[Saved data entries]
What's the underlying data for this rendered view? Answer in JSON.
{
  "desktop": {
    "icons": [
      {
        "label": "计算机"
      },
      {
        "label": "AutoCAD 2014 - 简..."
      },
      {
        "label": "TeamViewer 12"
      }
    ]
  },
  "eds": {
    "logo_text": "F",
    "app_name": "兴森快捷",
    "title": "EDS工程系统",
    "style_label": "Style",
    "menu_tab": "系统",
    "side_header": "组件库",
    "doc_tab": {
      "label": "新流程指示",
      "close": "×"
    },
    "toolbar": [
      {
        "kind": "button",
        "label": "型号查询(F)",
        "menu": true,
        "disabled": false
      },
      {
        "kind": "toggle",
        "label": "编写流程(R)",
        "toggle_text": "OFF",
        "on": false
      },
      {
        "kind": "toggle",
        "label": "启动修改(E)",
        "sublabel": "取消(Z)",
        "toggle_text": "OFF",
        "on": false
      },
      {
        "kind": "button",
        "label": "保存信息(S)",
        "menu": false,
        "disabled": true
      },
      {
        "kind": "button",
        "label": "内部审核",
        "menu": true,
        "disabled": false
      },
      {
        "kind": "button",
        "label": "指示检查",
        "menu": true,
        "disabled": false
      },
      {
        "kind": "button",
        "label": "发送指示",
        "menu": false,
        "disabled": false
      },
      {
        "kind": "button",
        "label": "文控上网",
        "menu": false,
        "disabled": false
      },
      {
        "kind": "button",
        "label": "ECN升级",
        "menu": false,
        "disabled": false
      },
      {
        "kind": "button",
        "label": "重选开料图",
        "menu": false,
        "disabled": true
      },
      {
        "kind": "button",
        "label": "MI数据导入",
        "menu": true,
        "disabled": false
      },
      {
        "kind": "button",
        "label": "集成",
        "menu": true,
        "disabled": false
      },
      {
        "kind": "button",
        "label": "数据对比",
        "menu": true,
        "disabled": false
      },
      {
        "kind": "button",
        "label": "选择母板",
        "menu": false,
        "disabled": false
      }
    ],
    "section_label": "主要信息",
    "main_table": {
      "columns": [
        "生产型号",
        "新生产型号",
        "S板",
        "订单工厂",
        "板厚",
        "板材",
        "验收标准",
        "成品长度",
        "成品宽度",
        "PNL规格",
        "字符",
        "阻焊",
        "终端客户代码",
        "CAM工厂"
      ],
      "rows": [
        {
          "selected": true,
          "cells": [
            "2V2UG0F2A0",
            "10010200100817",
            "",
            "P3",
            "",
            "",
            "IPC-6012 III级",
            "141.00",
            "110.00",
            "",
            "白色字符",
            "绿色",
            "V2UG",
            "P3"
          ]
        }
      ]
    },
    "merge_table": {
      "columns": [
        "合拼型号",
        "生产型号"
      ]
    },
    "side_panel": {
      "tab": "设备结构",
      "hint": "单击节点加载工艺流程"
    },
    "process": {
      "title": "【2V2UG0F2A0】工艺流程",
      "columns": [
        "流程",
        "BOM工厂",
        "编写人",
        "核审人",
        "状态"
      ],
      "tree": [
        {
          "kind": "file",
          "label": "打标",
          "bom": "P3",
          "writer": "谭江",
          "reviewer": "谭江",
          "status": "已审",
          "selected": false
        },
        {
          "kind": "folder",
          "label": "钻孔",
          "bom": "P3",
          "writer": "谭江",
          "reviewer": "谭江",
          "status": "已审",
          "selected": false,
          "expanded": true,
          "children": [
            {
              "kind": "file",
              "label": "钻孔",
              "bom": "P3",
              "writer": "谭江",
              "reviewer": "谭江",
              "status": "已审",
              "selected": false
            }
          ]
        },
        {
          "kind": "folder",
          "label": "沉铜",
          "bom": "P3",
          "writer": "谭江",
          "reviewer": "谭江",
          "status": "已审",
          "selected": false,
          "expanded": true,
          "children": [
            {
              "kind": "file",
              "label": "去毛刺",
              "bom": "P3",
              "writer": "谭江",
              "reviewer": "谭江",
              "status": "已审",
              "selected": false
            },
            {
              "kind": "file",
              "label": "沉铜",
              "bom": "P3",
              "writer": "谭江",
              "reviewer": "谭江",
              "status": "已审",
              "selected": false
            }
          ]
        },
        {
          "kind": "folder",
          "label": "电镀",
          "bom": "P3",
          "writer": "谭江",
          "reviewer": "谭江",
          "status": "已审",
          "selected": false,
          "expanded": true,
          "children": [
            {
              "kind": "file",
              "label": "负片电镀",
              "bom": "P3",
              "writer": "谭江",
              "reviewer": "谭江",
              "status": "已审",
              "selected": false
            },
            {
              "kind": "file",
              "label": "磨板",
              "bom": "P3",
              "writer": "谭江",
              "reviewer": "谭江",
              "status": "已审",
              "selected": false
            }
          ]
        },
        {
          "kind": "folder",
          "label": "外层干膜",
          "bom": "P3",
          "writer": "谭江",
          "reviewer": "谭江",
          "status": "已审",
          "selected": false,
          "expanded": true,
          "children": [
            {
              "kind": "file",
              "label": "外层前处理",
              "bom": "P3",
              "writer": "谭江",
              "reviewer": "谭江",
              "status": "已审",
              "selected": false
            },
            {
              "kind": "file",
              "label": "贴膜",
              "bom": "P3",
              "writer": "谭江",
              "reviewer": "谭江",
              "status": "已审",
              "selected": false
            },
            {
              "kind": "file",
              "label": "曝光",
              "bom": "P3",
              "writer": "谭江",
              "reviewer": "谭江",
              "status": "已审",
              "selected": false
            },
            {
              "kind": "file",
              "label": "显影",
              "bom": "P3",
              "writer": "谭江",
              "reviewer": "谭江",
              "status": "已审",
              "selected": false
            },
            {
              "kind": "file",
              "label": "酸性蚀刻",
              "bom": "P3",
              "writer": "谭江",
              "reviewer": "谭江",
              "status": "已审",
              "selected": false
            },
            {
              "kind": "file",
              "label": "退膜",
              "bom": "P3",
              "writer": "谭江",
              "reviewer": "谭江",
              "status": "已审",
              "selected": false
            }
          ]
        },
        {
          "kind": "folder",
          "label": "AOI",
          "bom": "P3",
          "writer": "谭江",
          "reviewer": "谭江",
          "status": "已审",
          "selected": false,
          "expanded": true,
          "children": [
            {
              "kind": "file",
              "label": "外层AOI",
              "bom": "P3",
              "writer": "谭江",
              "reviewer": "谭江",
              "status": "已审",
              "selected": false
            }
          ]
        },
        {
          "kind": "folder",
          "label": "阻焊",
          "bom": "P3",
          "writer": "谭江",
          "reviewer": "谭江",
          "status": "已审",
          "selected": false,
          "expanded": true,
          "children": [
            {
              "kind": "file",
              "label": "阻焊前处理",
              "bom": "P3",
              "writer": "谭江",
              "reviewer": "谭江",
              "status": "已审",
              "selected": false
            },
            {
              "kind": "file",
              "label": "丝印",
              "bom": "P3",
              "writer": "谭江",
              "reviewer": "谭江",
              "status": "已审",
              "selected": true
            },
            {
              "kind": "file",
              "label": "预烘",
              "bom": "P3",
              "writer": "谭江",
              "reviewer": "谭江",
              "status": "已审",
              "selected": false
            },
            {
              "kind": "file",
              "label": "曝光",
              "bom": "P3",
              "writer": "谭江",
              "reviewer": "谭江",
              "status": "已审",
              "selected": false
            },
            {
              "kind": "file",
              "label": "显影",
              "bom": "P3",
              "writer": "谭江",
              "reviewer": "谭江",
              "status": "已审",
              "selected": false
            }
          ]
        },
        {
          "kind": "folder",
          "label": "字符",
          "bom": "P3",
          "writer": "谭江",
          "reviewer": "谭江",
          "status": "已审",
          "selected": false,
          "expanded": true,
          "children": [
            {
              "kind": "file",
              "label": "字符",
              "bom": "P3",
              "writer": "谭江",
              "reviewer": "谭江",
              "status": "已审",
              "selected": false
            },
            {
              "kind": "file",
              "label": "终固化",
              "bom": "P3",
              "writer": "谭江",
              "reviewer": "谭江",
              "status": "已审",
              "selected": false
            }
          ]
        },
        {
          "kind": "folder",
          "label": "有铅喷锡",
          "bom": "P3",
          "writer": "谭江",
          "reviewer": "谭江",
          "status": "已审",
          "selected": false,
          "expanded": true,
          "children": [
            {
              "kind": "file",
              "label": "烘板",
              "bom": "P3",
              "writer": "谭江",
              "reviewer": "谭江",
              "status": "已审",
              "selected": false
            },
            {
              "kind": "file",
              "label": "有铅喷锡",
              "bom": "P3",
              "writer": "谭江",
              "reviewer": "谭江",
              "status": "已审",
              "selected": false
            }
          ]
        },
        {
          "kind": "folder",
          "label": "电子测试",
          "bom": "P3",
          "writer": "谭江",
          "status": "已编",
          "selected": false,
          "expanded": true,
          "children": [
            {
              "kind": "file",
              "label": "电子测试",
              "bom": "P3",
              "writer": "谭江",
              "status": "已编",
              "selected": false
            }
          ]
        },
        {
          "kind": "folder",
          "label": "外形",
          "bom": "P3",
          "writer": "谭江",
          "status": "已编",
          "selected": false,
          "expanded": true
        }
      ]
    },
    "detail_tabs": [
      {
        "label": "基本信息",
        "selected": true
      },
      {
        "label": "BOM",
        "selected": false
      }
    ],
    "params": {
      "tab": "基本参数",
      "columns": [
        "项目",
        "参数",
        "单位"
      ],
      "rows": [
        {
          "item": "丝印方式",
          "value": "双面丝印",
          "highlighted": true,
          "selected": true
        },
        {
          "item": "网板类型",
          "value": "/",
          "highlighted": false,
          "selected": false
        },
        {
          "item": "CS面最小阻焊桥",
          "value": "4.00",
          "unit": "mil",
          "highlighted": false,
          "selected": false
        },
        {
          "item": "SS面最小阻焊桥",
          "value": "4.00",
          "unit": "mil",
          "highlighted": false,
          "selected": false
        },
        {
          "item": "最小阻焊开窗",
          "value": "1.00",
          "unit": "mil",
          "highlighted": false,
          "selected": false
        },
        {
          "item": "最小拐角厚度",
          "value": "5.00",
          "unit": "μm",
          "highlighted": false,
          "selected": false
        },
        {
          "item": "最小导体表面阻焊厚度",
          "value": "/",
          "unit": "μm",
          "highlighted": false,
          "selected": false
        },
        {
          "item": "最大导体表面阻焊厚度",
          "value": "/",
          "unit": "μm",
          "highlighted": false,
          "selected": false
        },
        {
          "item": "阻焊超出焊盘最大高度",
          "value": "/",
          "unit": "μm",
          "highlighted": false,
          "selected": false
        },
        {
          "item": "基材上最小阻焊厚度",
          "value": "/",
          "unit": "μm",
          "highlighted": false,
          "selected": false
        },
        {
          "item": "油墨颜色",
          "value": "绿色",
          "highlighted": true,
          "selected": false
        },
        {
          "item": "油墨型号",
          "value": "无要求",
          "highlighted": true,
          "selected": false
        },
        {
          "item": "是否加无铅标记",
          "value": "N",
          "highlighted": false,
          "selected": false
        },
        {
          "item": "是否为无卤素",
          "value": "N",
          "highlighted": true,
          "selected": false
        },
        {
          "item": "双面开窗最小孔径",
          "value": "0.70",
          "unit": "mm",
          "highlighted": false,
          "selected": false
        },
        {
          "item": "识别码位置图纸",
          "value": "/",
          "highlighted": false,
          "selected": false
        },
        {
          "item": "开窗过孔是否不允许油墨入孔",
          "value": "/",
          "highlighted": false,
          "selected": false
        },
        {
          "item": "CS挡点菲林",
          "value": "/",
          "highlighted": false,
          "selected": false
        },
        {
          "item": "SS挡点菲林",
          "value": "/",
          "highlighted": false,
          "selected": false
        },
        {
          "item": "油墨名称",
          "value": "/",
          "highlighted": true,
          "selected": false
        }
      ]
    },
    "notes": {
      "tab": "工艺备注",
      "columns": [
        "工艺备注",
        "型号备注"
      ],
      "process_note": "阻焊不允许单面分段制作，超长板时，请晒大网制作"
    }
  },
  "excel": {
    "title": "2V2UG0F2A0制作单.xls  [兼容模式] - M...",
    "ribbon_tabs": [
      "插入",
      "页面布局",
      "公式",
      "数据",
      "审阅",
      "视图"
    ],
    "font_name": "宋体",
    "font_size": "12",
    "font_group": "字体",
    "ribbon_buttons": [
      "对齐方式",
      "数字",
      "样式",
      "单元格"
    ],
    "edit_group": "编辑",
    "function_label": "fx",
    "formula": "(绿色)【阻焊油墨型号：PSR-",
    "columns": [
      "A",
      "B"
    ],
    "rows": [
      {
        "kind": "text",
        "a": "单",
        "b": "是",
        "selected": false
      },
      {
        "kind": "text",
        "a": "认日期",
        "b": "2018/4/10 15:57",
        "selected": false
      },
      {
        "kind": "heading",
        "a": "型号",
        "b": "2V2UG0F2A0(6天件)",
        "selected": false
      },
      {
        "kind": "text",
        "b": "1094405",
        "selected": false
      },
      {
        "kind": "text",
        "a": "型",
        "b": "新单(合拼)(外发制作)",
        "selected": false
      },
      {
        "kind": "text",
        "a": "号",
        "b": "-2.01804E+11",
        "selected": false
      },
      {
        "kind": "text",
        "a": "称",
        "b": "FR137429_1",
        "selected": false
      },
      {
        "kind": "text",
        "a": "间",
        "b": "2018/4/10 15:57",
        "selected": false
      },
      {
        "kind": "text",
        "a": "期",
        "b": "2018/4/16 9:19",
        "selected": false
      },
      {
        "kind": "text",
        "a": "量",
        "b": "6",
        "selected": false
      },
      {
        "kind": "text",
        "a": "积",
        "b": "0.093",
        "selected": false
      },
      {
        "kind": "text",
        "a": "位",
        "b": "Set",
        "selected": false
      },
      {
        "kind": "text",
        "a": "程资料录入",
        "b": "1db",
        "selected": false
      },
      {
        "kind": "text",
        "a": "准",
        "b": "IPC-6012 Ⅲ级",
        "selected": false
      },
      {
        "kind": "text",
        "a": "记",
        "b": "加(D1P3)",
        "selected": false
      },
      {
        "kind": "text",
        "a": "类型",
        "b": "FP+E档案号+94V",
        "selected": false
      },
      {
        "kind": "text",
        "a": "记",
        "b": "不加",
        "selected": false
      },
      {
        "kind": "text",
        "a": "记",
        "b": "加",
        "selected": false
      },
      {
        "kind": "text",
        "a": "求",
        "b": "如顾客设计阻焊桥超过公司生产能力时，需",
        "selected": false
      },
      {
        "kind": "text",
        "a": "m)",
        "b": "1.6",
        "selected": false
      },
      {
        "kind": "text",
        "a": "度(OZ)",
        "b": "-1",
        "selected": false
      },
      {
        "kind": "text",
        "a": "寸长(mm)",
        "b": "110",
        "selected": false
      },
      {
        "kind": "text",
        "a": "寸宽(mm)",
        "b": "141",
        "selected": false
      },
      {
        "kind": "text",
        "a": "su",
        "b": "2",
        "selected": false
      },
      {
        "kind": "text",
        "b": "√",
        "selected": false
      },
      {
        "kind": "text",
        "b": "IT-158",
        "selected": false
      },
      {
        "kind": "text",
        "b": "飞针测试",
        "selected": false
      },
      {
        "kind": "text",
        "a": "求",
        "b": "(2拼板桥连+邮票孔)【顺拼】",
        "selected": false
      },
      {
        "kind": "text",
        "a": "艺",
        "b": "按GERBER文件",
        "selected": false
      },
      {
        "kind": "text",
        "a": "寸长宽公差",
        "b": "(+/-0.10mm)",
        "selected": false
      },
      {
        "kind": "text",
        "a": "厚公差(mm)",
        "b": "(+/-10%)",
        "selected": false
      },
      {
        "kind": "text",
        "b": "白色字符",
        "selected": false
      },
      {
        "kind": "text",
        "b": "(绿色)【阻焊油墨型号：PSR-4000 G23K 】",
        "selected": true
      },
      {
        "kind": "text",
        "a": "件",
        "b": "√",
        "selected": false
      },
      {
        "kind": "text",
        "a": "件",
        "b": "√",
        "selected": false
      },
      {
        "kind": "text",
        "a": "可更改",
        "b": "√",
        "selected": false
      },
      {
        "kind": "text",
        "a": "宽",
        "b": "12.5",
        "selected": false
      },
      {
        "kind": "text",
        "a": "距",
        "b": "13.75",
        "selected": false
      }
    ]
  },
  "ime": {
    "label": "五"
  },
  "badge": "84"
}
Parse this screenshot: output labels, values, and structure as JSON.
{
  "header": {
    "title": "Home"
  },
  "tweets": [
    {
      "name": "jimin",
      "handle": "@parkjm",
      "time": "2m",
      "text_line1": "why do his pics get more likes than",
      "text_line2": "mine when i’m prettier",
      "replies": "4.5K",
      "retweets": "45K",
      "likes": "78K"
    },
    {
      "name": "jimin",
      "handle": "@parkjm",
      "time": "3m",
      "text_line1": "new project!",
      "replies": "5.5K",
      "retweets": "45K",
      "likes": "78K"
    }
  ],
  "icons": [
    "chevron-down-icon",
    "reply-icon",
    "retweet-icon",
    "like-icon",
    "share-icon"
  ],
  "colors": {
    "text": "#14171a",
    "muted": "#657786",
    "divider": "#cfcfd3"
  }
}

▸ DIRECTIONS: Only a number is needed: how many lines of the material above contain "阻焊油墨型号"?

▸ WRITTEN SOLUTION: 2